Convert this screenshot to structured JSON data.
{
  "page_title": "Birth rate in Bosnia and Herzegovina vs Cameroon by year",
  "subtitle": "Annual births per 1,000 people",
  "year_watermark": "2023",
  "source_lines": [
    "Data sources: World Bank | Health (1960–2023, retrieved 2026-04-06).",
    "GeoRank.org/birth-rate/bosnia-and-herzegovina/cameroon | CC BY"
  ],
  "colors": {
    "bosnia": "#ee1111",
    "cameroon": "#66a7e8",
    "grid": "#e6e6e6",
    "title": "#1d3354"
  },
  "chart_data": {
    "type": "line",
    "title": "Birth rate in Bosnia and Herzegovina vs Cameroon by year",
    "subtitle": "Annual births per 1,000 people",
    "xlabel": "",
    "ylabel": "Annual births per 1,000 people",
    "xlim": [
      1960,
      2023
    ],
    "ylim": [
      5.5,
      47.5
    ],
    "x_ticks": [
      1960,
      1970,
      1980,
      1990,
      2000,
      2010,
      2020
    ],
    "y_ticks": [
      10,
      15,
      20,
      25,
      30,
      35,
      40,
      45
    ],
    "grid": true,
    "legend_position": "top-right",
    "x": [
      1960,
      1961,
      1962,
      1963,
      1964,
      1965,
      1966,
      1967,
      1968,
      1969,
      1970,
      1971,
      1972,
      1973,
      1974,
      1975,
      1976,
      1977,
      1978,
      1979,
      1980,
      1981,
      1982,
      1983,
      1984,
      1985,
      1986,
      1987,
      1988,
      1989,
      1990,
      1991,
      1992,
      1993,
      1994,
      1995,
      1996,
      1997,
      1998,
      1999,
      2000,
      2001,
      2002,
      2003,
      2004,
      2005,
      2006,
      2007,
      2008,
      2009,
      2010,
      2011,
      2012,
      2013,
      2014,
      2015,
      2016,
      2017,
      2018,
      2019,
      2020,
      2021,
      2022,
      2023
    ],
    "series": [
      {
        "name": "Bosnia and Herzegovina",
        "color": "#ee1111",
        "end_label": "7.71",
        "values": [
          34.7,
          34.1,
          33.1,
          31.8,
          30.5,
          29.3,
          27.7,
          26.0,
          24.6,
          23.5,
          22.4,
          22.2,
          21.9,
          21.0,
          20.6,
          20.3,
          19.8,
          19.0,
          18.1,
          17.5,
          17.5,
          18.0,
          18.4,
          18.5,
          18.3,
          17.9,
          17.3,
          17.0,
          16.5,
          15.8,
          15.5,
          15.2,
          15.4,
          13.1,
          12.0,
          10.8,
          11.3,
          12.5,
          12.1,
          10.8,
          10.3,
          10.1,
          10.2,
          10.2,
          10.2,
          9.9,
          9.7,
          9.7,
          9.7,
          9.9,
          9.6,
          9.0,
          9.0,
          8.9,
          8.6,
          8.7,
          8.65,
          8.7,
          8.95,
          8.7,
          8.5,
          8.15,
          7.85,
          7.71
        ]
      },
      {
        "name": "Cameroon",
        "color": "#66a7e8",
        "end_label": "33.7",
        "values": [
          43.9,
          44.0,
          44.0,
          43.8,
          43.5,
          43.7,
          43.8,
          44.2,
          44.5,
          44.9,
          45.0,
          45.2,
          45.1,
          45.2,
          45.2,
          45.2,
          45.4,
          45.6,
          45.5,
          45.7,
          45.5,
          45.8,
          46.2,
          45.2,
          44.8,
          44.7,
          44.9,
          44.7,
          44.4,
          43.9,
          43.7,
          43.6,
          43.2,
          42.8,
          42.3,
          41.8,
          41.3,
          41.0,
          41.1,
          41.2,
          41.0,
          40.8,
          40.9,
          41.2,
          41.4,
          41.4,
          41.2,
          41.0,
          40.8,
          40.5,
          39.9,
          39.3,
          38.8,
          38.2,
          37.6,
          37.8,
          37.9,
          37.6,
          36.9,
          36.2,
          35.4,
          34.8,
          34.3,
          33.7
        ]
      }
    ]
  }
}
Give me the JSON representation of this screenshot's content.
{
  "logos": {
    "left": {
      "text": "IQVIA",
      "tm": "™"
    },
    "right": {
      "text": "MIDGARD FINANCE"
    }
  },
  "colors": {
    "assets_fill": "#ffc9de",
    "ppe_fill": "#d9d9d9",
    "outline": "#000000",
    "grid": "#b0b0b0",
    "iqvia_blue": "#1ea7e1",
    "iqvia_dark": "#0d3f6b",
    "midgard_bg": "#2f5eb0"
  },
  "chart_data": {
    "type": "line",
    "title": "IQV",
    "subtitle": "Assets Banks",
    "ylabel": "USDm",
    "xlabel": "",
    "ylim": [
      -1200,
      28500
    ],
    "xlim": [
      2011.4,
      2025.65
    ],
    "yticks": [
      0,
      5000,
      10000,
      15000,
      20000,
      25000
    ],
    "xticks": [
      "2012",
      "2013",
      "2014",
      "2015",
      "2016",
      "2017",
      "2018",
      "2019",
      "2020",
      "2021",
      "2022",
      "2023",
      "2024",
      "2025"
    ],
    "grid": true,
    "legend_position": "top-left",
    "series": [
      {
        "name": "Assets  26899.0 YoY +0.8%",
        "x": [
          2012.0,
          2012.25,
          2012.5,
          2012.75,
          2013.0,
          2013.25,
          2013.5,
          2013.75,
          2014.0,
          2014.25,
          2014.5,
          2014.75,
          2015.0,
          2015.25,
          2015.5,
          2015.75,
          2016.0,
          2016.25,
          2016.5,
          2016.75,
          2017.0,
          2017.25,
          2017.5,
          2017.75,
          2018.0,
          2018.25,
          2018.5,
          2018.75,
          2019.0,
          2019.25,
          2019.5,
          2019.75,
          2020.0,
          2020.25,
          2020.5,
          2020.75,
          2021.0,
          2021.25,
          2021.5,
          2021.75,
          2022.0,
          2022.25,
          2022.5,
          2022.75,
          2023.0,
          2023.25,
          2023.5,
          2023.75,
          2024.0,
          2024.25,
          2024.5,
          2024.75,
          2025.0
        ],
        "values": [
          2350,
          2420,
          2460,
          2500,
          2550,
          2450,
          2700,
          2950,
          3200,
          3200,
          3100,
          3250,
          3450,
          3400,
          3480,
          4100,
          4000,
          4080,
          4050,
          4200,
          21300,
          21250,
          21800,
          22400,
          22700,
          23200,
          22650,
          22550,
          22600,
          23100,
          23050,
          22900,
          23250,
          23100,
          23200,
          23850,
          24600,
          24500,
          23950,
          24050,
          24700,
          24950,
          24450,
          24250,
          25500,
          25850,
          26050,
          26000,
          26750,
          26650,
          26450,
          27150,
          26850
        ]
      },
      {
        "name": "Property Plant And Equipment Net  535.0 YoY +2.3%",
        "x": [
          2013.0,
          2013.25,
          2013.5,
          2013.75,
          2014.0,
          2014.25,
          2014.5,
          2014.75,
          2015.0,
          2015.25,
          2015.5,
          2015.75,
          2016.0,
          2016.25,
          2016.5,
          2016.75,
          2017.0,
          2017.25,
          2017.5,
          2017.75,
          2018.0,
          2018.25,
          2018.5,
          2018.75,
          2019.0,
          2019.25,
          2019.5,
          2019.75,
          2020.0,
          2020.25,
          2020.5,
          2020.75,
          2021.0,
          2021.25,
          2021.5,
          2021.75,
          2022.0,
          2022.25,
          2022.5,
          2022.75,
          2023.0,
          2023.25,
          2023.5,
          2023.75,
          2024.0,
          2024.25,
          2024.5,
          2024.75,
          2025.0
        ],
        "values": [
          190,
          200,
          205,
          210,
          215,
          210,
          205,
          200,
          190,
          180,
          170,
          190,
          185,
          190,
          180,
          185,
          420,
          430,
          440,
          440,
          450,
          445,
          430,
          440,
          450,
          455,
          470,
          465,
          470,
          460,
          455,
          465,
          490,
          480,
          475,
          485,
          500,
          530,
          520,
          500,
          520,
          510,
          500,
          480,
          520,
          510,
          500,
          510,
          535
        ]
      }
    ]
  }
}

> _PROBLEM DETAILS_: Find the word "Annual" in the entries above and gather every line that holds it.

> _CORRECT RESPONSE_:
  "subtitle": "Annual births per 1,000 people",
    "subtitle": "Annual births per 1,000 people",
    "ylabel": "Annual births per 1,000 people",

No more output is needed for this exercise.